What you have to do: What is needed is the run of lines from the one with "Output a JSON" through the close of the data, set down exactly.

(Extracted data entries)
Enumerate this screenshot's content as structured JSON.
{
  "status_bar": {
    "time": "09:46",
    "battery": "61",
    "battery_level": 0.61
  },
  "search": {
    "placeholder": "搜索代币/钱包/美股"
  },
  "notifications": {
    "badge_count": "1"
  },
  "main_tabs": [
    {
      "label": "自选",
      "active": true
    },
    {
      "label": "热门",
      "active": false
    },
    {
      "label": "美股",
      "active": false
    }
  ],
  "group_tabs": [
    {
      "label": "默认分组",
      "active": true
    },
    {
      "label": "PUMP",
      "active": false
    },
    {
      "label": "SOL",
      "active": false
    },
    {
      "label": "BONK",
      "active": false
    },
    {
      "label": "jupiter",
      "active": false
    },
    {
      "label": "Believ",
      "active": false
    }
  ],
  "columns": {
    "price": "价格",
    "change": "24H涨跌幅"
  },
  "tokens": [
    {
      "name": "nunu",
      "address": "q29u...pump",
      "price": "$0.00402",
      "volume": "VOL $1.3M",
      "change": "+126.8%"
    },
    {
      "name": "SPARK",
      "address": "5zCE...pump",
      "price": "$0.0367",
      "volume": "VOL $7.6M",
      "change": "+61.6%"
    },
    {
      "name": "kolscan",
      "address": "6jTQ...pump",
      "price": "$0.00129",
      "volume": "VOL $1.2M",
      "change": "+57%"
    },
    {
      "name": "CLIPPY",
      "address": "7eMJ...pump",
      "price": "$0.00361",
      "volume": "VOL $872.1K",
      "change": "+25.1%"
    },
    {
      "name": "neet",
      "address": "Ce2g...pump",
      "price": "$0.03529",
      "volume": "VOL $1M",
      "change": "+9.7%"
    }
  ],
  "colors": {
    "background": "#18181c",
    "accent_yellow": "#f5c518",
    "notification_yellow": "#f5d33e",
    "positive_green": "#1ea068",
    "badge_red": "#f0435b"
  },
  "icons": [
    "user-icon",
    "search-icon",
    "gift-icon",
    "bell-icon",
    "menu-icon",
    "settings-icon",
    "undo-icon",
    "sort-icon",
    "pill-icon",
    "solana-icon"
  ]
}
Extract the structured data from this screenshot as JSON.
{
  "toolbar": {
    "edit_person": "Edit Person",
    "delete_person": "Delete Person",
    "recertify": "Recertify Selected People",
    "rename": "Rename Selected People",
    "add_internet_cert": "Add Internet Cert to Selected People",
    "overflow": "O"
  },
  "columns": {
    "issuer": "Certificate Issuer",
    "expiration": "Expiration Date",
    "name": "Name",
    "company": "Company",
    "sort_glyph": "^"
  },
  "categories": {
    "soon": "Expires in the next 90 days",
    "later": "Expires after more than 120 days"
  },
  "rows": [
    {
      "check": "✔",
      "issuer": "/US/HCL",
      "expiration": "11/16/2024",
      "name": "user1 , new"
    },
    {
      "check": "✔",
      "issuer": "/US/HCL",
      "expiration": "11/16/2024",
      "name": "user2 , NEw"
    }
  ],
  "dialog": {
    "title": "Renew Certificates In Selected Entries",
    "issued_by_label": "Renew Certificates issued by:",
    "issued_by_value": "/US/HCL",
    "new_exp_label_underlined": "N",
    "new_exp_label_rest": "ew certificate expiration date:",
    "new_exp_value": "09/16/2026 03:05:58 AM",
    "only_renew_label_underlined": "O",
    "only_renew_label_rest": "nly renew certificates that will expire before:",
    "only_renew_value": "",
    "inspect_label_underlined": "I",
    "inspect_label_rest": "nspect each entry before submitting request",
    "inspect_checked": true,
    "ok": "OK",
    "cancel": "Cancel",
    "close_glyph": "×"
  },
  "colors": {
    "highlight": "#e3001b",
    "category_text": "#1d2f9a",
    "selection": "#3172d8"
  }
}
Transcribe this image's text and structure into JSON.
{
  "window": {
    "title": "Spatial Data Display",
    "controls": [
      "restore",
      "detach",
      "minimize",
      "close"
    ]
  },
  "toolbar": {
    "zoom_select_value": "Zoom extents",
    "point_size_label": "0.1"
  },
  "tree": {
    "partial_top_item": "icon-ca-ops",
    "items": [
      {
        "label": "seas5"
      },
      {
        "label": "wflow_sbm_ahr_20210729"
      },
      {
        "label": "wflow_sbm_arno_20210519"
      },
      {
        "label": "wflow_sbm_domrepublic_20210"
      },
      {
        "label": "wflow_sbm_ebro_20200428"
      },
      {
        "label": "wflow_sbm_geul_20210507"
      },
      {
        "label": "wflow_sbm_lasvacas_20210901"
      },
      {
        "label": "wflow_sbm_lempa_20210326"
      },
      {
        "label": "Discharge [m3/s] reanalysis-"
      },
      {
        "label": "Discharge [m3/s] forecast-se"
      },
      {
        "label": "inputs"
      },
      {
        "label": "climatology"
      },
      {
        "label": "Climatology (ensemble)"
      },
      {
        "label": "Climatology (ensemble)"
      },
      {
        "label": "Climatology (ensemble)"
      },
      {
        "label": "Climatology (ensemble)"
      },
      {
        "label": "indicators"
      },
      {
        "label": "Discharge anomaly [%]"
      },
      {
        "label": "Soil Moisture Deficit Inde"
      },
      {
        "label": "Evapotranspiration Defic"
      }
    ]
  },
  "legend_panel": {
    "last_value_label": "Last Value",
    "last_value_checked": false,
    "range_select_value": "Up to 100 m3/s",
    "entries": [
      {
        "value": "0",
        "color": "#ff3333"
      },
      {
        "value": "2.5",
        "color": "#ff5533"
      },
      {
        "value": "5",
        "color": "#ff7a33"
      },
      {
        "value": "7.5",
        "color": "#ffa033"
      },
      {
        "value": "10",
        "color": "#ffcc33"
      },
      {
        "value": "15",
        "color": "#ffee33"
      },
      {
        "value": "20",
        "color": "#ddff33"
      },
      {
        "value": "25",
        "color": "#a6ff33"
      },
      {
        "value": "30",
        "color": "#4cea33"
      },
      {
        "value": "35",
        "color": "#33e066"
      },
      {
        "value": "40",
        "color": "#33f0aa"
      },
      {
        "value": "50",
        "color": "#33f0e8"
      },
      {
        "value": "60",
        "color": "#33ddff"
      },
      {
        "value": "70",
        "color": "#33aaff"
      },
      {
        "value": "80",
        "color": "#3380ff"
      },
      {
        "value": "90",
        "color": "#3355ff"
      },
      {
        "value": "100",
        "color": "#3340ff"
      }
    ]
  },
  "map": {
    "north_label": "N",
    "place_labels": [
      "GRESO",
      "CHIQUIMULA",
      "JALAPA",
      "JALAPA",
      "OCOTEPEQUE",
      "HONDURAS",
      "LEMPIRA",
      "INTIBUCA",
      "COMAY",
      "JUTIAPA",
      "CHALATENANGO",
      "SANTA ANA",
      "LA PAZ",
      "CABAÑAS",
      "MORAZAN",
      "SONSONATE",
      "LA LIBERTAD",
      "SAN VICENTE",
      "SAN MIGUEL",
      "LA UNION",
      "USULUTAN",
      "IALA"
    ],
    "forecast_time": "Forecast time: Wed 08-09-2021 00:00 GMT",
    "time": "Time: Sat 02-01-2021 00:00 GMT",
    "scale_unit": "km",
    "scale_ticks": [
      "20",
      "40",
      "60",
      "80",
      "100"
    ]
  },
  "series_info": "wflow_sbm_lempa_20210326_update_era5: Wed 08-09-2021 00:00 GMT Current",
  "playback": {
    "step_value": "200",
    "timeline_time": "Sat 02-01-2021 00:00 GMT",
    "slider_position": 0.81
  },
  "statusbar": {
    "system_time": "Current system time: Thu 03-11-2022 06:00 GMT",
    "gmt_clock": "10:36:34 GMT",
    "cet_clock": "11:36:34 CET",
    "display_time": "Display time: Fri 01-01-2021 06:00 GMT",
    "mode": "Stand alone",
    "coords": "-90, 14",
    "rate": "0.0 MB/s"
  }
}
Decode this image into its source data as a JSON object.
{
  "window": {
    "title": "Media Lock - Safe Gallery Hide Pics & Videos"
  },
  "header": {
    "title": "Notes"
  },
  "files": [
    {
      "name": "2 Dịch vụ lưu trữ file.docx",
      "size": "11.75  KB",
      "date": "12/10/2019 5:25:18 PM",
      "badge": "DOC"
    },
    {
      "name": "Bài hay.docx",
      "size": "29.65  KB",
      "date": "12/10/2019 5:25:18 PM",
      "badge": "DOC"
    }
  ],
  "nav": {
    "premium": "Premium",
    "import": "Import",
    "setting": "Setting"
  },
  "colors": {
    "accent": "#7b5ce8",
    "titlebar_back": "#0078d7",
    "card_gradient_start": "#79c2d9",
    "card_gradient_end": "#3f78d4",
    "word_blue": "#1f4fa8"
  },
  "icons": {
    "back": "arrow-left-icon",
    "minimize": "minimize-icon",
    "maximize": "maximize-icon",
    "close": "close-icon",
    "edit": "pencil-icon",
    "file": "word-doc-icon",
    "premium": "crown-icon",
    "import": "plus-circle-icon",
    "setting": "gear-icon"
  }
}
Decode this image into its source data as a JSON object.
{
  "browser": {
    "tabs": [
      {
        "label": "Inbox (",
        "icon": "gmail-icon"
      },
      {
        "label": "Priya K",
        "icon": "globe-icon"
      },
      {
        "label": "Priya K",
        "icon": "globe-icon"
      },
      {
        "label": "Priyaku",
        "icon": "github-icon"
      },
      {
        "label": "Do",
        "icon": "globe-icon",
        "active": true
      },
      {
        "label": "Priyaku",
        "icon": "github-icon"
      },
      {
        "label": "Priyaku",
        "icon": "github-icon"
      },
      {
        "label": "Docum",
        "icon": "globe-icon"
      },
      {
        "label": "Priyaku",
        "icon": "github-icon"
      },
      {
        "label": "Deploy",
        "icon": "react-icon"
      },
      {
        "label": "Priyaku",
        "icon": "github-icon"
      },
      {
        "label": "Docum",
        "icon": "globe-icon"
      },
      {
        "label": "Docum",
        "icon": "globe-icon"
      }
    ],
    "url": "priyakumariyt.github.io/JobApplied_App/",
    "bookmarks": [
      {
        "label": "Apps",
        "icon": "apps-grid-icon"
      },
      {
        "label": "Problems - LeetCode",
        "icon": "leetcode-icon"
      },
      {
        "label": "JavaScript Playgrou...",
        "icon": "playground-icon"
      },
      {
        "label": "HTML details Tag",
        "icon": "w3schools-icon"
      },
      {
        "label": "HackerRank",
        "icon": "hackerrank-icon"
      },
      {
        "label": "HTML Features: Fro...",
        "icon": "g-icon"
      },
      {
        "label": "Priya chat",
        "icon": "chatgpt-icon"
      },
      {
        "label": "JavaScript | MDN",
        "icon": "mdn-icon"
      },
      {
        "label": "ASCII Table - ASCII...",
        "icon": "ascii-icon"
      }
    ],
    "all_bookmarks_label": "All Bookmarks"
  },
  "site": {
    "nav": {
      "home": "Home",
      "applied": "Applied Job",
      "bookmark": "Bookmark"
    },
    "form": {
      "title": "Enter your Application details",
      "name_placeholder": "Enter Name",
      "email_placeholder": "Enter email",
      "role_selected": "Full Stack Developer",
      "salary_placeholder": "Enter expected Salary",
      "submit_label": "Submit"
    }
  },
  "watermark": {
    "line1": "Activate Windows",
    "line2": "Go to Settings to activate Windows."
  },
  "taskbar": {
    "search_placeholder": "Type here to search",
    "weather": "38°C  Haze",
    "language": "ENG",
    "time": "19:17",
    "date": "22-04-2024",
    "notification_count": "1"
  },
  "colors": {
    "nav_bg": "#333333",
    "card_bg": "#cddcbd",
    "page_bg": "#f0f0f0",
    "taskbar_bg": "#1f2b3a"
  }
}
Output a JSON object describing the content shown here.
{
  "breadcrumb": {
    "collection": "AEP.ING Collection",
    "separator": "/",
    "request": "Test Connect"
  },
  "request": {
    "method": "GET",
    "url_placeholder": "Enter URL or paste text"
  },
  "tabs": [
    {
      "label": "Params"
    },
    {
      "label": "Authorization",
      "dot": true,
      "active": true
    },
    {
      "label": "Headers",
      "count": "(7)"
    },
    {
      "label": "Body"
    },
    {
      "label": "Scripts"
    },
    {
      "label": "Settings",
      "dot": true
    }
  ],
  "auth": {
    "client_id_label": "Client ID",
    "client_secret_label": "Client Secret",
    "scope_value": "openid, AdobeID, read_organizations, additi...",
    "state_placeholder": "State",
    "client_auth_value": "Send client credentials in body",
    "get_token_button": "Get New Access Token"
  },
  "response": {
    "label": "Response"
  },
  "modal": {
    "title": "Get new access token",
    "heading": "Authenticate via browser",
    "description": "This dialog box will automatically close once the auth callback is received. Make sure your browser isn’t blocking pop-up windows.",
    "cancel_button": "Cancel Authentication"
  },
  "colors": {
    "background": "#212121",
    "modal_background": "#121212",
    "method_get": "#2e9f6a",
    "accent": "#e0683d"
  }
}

Correct response:
Output a JSON object describing the content shown here.
{
  "breadcrumb": {
    "collection": "AEP.ING Collection",
    "separator": "/",
    "request": "Test Connect"
  },
  "request": {
    "method": "GET",
    "url_placeholder": "Enter URL or paste text"
  },
  "tabs": [
    {
      "label": "Params"
    },
    {
      "label": "Authorization",
      "dot": true,
      "active": true
    },
    {
      "label": "Headers",
      "count": "(7)"
    },
    {
      "label": "Body"
    },
    {
      "label": "Scripts"
    },
    {
      "label": "Settings",
      "dot": true
    }
  ],
  "auth": {
    "client_id_label": "Client ID",
    "client_secret_label": "Client Secret",
    "scope_value": "openid, AdobeID, read_organizations, additi...",
    "state_placeholder": "State",
    "client_auth_value": "Send client credentials in body",
    "get_token_button": "Get New Access Token"
  },
  "response": {
    "label": "Response"
  },
  "modal": {
    "title": "Get new access token",
    "heading": "Authenticate via browser",
    "description": "This dialog box will automatically close once the auth callback is received. Make sure your browser isn’t blocking pop-up windows.",
    "cancel_button": "Cancel Authentication"
  },
  "colors": {
    "background": "#212121",
    "modal_background": "#121212",
    "method_get": "#2e9f6a",
    "accent": "#e0683d"
  }
}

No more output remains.